Directions: Leave the pictures out and print every record below exactly as it stands.

Start of Provided data

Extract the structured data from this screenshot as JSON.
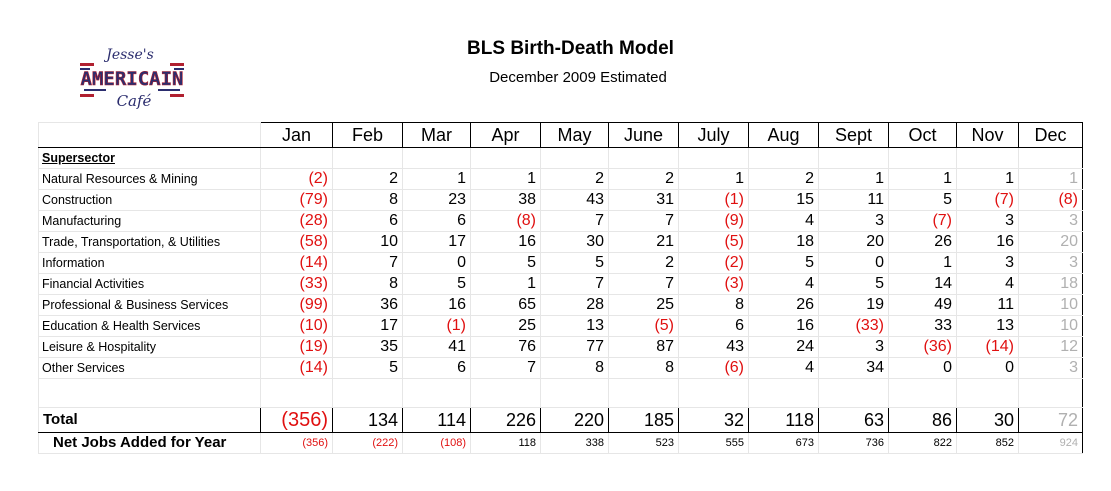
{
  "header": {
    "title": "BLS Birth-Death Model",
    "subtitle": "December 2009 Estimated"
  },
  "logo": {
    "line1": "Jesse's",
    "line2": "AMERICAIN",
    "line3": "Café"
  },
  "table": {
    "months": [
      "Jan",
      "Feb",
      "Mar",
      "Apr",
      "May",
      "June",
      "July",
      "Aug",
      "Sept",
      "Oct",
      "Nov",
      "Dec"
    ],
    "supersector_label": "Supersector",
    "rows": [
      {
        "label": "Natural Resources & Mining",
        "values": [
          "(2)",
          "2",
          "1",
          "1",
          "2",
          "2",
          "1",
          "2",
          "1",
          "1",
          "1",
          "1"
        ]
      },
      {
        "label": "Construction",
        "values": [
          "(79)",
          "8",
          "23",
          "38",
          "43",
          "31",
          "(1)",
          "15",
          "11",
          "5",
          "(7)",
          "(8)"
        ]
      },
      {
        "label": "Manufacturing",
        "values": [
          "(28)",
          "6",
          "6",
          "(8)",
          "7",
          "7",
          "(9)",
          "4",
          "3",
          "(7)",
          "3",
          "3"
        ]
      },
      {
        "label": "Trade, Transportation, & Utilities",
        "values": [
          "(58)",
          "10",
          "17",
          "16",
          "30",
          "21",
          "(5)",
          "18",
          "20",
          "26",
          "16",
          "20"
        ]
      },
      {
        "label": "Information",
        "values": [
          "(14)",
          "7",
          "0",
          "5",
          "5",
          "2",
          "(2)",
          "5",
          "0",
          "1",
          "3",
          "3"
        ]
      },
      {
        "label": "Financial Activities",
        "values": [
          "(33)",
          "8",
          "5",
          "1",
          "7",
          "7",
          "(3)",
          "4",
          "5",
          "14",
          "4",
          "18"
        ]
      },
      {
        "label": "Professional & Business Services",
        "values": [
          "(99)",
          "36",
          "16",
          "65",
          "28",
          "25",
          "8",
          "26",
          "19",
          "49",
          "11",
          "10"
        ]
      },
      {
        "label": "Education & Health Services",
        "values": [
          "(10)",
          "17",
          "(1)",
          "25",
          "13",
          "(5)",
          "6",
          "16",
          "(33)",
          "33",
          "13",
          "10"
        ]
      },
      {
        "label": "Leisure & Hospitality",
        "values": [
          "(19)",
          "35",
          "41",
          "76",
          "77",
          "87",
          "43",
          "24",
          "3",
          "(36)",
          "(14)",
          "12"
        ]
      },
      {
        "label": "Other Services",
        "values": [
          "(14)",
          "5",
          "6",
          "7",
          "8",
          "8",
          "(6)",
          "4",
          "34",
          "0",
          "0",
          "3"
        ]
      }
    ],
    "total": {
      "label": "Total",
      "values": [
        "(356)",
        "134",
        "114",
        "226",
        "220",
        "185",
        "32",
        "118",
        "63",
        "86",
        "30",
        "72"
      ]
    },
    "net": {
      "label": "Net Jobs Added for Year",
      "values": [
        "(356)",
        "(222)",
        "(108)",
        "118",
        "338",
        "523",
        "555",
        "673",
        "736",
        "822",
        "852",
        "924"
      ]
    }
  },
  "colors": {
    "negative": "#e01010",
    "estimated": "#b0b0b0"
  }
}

End of Provided data

The output:
Extract the structured data from this screenshot as JSON.
{
  "header": {
    "title": "BLS Birth-Death Model",
    "subtitle": "December 2009 Estimated"
  },
  "logo": {
    "line1": "Jesse's",
    "line2": "AMERICAIN",
    "line3": "Café"
  },
  "table": {
    "months": [
      "Jan",
      "Feb",
      "Mar",
      "Apr",
      "May",
      "June",
      "July",
      "Aug",
      "Sept",
      "Oct",
      "Nov",
      "Dec"
    ],
    "supersector_label": "Supersector",
    "rows": [
      {
        "label": "Natural Resources & Mining",
        "values": [
          "(2)",
          "2",
          "1",
          "1",
          "2",
          "2",
          "1",
          "2",
          "1",
          "1",
          "1",
          "1"
        ]
      },
      {
        "label": "Construction",
        "values": [
          "(79)",
          "8",
          "23",
          "38",
          "43",
          "31",
          "(1)",
          "15",
          "11",
          "5",
          "(7)",
          "(8)"
        ]
      },
      {
        "label": "Manufacturing",
        "values": [
          "(28)",
          "6",
          "6",
          "(8)",
          "7",
          "7",
          "(9)",
          "4",
          "3",
          "(7)",
          "3",
          "3"
        ]
      },
      {
        "label": "Trade, Transportation, & Utilities",
        "values": [
          "(58)",
          "10",
          "17",
          "16",
          "30",
          "21",
          "(5)",
          "18",
          "20",
          "26",
          "16",
          "20"
        ]
      },
      {
        "label": "Information",
        "values": [
          "(14)",
          "7",
          "0",
          "5",
          "5",
          "2",
          "(2)",
          "5",
          "0",
          "1",
          "3",
          "3"
        ]
      },
      {
        "label": "Financial Activities",
        "values": [
          "(33)",
          "8",
          "5",
          "1",
          "7",
          "7",
          "(3)",
          "4",
          "5",
          "14",
          "4",
          "18"
        ]
      },
      {
        "label": "Professional & Business Services",
        "values": [
          "(99)",
          "36",
          "16",
          "65",
          "28",
          "25",
          "8",
          "26",
          "19",
          "49",
          "11",
          "10"
        ]
      },
      {
        "label": "Education & Health Services",
        "values": [
          "(10)",
          "17",
          "(1)",
          "25",
          "13",
          "(5)",
          "6",
          "16",
          "(33)",
          "33",
          "13",
          "10"
        ]
      },
      {
        "label": "Leisure & Hospitality",
        "values": [
          "(19)",
          "35",
          "41",
          "76",
          "77",
          "87",
          "43",
          "24",
          "3",
          "(36)",
          "(14)",
          "12"
        ]
      },
      {
        "label": "Other Services",
        "values": [
          "(14)",
          "5",
          "6",
          "7",
          "8",
          "8",
          "(6)",
          "4",
          "34",
          "0",
          "0",
          "3"
        ]
      }
    ],
    "total": {
      "label": "Total",
      "values": [
        "(356)",
        "134",
        "114",
        "226",
        "220",
        "185",
        "32",
        "118",
        "63",
        "86",
        "30",
        "72"
      ]
    },
    "net": {
      "label": "Net Jobs Added for Year",
      "values": [
        "(356)",
        "(222)",
        "(108)",
        "118",
        "338",
        "523",
        "555",
        "673",
        "736",
        "822",
        "852",
        "924"
      ]
    }
  },
  "colors": {
    "negative": "#e01010",
    "estimated": "#b0b0b0"
  }
}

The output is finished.